[Element-and-box listings]
::::::
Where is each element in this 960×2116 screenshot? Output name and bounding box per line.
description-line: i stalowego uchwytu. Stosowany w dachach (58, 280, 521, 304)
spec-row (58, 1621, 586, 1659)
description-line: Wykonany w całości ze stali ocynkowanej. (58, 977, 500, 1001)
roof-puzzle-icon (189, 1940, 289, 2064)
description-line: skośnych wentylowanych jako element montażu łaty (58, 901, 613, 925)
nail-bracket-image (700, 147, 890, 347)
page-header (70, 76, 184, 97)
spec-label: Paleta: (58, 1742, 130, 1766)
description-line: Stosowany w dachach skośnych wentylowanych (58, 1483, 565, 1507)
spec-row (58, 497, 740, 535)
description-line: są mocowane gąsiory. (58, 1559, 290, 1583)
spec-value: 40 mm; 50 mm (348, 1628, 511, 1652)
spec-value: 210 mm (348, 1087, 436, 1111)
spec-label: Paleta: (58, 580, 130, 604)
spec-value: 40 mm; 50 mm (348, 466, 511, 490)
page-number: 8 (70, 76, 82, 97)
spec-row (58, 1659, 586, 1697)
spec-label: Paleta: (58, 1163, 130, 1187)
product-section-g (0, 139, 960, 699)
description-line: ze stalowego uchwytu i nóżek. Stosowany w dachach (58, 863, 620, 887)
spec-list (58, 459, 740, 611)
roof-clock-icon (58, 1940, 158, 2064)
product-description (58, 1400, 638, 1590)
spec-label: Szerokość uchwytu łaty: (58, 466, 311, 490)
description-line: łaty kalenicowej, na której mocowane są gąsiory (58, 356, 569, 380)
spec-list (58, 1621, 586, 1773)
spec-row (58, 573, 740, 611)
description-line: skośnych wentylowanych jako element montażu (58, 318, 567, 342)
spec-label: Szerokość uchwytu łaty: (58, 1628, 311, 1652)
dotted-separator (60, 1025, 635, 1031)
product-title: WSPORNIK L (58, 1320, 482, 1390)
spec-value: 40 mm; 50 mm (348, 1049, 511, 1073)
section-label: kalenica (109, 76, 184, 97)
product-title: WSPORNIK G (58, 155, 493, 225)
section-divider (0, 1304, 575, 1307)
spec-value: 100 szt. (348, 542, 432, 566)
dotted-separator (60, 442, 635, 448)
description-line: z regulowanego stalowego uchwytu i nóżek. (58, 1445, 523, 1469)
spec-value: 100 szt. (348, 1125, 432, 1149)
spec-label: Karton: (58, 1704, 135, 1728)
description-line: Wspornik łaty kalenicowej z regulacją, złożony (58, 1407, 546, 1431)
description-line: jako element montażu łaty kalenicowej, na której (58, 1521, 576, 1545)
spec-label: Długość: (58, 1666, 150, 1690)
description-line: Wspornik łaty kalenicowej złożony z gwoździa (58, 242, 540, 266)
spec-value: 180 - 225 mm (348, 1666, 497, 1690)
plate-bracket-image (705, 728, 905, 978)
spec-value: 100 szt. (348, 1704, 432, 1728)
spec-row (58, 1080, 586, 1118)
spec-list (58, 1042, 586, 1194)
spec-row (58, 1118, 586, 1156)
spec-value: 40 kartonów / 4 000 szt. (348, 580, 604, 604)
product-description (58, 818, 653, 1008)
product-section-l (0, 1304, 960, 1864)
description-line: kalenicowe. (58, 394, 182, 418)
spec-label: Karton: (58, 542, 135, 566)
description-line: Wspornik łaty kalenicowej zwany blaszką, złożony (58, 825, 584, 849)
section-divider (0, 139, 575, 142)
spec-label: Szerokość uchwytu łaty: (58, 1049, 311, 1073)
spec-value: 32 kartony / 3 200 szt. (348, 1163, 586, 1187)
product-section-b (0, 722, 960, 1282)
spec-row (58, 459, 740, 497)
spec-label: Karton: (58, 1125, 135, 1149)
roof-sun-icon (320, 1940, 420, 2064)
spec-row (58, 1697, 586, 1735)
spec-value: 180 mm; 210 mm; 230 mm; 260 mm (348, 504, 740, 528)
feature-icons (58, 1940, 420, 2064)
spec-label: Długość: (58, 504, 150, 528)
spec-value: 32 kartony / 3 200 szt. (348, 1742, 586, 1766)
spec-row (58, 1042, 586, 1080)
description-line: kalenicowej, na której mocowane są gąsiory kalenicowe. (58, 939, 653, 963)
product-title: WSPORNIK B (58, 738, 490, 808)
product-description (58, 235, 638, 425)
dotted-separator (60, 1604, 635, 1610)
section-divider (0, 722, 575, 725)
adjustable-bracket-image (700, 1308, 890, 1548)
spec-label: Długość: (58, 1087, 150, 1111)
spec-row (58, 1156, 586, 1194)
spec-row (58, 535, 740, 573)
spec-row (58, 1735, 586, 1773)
::::::
Required task ▸ Rewrite the listing above with "dotted-separator" changed to "dotted-line" wherever it appears. Leave everything else as it is.

Response to this task ▸
Where is each element in this 960×2116 screenshot? Output name and bounding box per line.
description-line: i stalowego uchwytu. Stosowany w dachach (58, 280, 521, 304)
spec-row (58, 1621, 586, 1659)
description-line: Wykonany w całości ze stali ocynkowanej. (58, 977, 500, 1001)
roof-puzzle-icon (189, 1940, 289, 2064)
description-line: skośnych wentylowanych jako element montażu łaty (58, 901, 613, 925)
nail-bracket-image (700, 147, 890, 347)
page-header (70, 76, 184, 97)
spec-label: Paleta: (58, 1742, 130, 1766)
description-line: Stosowany w dachach skośnych wentylowanych (58, 1483, 565, 1507)
spec-row (58, 497, 740, 535)
description-line: są mocowane gąsiory. (58, 1559, 290, 1583)
spec-value: 40 mm; 50 mm (348, 1628, 511, 1652)
spec-value: 210 mm (348, 1087, 436, 1111)
spec-label: Paleta: (58, 580, 130, 604)
spec-value: 40 mm; 50 mm (348, 466, 511, 490)
page-number: 8 (70, 76, 82, 97)
spec-row (58, 1659, 586, 1697)
spec-label: Paleta: (58, 1163, 130, 1187)
product-section-g (0, 139, 960, 699)
description-line: ze stalowego uchwytu i nóżek. Stosowany w dachach (58, 863, 620, 887)
spec-list (58, 459, 740, 611)
roof-clock-icon (58, 1940, 158, 2064)
product-description (58, 1400, 638, 1590)
spec-label: Szerokość uchwytu łaty: (58, 466, 311, 490)
description-line: łaty kalenicowej, na której mocowane są gąsiory (58, 356, 569, 380)
spec-list (58, 1621, 586, 1773)
spec-row (58, 573, 740, 611)
description-line: skośnych wentylowanych jako element montażu (58, 318, 567, 342)
spec-label: Szerokość uchwytu łaty: (58, 1628, 311, 1652)
dotted-line (60, 1025, 635, 1031)
product-title: WSPORNIK L (58, 1320, 482, 1390)
spec-value: 40 mm; 50 mm (348, 1049, 511, 1073)
section-label: kalenica (109, 76, 184, 97)
product-title: WSPORNIK G (58, 155, 493, 225)
section-divider (0, 1304, 575, 1307)
spec-value: 100 szt. (348, 542, 432, 566)
dotted-line (60, 442, 635, 448)
description-line: z regulowanego stalowego uchwytu i nóżek. (58, 1445, 523, 1469)
spec-value: 100 szt. (348, 1125, 432, 1149)
spec-label: Karton: (58, 1704, 135, 1728)
description-line: Wspornik łaty kalenicowej z regulacją, złożony (58, 1407, 546, 1431)
description-line: jako element montażu łaty kalenicowej, na której (58, 1521, 576, 1545)
spec-label: Długość: (58, 1666, 150, 1690)
description-line: Wspornik łaty kalenicowej złożony z gwoździa (58, 242, 540, 266)
spec-value: 180 - 225 mm (348, 1666, 497, 1690)
plate-bracket-image (705, 728, 905, 978)
spec-value: 100 szt. (348, 1704, 432, 1728)
spec-row (58, 1080, 586, 1118)
spec-list (58, 1042, 586, 1194)
spec-row (58, 1118, 586, 1156)
spec-value: 40 kartonów / 4 000 szt. (348, 580, 604, 604)
product-description (58, 818, 653, 1008)
product-section-l (0, 1304, 960, 1864)
description-line: kalenicowe. (58, 394, 182, 418)
spec-label: Karton: (58, 542, 135, 566)
description-line: Wspornik łaty kalenicowej zwany blaszką, złożony (58, 825, 584, 849)
section-divider (0, 139, 575, 142)
spec-label: Szerokość uchwytu łaty: (58, 1049, 311, 1073)
spec-value: 32 kartony / 3 200 szt. (348, 1163, 586, 1187)
product-section-b (0, 722, 960, 1282)
spec-row (58, 459, 740, 497)
spec-label: Karton: (58, 1125, 135, 1149)
roof-sun-icon (320, 1940, 420, 2064)
spec-row (58, 1697, 586, 1735)
spec-value: 180 mm; 210 mm; 230 mm; 260 mm (348, 504, 740, 528)
feature-icons (58, 1940, 420, 2064)
spec-label: Długość: (58, 504, 150, 528)
spec-value: 32 kartony / 3 200 szt. (348, 1742, 586, 1766)
spec-row (58, 1042, 586, 1080)
description-line: kalenicowej, na której mocowane są gąsiory kalenicowe. (58, 939, 653, 963)
product-title: WSPORNIK B (58, 738, 490, 808)
product-description (58, 235, 638, 425)
dotted-line (60, 1604, 635, 1610)
section-divider (0, 722, 575, 725)
adjustable-bracket-image (700, 1308, 890, 1548)
spec-label: Długość: (58, 1087, 150, 1111)
spec-row (58, 1156, 586, 1194)
spec-row (58, 535, 740, 573)
spec-row (58, 1735, 586, 1773)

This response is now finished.